(Dataset items)
┌──

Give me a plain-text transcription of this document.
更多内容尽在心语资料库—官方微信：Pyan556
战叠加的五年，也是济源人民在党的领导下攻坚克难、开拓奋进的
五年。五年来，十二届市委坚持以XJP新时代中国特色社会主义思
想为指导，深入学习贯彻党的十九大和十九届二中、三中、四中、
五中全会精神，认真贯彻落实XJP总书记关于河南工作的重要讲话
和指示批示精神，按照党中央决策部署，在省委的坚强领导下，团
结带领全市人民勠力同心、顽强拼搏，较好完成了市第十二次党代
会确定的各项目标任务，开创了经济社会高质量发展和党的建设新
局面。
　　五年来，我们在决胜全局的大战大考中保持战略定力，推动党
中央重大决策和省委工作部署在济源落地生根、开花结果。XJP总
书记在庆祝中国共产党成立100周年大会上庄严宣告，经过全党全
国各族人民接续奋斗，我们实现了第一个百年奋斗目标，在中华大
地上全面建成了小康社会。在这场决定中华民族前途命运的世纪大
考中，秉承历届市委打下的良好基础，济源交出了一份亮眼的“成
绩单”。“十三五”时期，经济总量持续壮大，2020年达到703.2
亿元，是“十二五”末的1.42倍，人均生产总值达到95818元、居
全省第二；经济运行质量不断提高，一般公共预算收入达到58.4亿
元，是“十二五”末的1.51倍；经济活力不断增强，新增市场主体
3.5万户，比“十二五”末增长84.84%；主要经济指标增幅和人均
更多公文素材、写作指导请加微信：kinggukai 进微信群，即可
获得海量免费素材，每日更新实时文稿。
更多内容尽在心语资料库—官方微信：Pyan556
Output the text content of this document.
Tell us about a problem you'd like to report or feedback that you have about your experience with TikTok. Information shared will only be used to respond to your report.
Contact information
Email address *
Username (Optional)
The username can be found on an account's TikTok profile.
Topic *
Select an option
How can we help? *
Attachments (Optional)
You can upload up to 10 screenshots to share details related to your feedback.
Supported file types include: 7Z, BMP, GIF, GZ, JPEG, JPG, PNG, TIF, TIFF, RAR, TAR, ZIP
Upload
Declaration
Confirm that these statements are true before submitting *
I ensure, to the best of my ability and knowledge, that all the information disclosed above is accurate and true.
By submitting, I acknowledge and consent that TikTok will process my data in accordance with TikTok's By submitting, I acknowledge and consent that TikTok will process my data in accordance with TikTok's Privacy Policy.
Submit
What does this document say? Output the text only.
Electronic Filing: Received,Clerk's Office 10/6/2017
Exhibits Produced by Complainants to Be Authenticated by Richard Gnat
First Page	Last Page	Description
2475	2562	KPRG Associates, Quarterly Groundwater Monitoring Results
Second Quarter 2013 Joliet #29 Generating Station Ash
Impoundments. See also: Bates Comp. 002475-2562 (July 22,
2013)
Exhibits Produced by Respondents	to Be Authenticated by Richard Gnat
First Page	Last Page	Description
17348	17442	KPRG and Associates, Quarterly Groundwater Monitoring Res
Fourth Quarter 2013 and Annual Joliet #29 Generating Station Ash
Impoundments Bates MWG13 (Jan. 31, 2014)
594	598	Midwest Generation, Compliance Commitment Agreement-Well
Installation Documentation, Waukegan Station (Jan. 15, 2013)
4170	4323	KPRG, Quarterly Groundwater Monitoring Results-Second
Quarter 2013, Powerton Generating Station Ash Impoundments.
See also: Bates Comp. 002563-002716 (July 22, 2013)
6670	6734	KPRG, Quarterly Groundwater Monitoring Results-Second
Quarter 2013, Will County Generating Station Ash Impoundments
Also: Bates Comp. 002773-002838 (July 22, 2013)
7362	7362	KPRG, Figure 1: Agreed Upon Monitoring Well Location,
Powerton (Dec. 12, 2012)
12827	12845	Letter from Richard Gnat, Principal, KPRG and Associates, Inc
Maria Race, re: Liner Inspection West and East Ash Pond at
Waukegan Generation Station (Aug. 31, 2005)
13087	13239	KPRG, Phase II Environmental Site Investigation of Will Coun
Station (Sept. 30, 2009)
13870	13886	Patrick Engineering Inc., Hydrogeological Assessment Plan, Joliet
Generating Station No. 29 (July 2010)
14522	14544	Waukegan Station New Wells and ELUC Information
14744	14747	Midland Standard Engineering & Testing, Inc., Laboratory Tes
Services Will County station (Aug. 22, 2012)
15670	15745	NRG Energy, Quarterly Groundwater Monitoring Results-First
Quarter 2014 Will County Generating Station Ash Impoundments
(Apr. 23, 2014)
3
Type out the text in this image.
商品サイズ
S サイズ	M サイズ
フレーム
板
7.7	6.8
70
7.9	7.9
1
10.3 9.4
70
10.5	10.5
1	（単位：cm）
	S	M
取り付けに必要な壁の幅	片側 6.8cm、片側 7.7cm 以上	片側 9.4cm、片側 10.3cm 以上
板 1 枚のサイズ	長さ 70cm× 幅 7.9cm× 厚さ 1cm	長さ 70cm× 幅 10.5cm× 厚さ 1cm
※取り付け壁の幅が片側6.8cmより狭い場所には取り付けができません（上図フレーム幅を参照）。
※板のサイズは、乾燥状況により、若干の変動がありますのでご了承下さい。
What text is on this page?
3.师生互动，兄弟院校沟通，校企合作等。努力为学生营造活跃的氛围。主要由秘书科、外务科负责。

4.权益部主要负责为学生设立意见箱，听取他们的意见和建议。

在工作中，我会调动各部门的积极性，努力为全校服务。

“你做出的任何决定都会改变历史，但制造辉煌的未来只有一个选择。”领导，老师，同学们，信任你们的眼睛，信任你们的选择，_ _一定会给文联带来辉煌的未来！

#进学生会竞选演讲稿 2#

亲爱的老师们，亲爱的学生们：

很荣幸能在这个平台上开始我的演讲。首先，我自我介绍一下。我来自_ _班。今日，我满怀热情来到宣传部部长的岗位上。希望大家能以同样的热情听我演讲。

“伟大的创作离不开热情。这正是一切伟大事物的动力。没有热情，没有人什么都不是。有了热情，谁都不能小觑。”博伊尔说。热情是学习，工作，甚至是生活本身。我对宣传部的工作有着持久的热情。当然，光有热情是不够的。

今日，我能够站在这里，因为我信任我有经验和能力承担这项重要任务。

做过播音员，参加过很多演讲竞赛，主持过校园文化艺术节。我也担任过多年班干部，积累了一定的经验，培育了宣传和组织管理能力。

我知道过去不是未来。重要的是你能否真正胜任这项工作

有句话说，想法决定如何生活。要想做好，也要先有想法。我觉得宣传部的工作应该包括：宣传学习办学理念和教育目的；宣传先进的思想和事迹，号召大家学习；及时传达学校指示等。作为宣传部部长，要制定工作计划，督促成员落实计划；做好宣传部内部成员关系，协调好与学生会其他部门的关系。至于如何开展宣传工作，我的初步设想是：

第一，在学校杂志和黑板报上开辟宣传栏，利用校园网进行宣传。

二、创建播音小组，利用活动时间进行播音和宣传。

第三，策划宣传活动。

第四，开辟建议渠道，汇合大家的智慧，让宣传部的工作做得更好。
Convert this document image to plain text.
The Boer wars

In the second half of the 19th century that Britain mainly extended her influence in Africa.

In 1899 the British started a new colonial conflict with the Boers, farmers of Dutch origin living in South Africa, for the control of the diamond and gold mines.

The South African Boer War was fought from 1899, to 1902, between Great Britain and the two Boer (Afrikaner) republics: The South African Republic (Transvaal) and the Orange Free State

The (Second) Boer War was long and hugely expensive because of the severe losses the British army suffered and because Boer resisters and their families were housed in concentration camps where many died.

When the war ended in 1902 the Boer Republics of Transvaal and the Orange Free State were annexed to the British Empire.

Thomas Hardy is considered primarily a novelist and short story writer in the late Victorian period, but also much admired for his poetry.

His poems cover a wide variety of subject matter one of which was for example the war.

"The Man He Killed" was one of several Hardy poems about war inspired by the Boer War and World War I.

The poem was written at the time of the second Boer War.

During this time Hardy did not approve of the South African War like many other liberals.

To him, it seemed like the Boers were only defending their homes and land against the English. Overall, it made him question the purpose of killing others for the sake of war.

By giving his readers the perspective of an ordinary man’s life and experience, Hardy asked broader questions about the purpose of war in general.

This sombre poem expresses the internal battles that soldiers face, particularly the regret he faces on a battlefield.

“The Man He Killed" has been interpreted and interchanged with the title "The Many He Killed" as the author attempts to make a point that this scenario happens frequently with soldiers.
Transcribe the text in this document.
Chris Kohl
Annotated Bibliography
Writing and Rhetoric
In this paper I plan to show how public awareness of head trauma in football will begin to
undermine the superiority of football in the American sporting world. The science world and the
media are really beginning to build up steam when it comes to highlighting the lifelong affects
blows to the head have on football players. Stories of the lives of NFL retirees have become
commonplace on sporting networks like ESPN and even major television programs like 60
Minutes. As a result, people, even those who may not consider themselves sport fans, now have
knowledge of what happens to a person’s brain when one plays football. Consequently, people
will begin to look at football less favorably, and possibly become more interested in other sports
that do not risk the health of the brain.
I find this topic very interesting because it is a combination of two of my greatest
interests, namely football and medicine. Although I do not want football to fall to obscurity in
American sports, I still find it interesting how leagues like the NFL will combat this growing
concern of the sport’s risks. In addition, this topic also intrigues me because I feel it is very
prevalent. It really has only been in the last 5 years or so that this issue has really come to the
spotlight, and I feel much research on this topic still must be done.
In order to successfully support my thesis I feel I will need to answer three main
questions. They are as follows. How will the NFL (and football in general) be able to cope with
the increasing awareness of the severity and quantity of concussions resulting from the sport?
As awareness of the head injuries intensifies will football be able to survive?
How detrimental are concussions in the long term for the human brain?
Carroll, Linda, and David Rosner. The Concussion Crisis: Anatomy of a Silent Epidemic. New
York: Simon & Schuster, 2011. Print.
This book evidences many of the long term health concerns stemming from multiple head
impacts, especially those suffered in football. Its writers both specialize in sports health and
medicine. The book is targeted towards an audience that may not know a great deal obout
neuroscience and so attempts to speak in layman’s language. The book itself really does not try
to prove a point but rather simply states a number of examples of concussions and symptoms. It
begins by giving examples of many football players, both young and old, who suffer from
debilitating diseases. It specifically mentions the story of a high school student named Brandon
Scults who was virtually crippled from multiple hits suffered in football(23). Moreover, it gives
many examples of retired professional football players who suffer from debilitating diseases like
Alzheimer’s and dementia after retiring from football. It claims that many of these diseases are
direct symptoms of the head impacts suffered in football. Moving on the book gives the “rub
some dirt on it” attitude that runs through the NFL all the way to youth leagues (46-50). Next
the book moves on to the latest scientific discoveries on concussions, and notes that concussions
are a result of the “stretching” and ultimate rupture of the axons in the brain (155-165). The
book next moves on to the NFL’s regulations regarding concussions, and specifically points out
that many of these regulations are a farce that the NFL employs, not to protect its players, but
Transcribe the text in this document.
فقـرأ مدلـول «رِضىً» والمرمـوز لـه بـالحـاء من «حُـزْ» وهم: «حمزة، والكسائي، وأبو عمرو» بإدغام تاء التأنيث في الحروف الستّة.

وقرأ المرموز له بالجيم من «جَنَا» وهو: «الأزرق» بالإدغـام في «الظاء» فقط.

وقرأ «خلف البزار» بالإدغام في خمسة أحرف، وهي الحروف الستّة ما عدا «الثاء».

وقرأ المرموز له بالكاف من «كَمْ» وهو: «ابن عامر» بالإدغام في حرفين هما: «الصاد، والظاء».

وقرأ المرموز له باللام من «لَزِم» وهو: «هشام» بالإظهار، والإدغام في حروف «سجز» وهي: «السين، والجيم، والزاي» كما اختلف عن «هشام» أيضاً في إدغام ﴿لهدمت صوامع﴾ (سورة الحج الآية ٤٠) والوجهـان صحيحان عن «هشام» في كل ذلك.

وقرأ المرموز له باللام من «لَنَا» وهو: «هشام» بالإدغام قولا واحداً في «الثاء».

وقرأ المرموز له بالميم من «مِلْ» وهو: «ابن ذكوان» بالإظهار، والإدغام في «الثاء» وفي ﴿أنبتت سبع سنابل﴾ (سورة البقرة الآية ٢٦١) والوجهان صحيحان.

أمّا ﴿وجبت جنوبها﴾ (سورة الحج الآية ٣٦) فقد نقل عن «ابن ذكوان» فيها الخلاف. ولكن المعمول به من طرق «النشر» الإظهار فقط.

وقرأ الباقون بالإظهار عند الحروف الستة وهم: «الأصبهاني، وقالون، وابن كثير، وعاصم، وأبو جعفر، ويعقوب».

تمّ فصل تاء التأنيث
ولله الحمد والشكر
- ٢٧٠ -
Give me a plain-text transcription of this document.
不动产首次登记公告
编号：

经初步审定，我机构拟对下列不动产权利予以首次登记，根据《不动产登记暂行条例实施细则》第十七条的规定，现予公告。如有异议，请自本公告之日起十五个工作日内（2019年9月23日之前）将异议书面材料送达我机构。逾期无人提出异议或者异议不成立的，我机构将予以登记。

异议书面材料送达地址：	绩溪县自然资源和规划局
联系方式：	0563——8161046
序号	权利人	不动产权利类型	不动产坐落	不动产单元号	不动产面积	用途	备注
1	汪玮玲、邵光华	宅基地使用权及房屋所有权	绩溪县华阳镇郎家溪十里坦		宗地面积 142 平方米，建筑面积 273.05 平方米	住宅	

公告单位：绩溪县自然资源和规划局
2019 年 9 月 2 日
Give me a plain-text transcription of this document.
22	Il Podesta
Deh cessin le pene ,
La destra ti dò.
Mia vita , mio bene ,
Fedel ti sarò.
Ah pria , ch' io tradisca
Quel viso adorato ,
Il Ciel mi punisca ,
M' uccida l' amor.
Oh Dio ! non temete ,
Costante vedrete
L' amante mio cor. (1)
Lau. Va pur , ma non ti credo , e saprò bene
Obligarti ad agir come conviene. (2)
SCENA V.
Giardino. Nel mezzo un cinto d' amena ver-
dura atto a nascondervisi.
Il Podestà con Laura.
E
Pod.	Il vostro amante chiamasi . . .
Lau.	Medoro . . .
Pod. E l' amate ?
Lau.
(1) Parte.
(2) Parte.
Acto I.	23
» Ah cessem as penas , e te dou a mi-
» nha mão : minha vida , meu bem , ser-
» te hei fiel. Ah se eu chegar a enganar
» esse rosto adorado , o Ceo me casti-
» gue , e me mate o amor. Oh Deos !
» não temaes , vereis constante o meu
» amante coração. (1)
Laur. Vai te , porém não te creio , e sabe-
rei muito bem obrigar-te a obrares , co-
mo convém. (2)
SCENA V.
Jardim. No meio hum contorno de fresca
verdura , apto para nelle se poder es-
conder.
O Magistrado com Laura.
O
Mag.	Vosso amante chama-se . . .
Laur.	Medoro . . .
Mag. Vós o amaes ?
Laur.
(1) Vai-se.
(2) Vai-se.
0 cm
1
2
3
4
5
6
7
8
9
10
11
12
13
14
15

└──

Work to complete
Determine how many lines of the data contain the word "ذكوان", and reply with that number only.

Result
2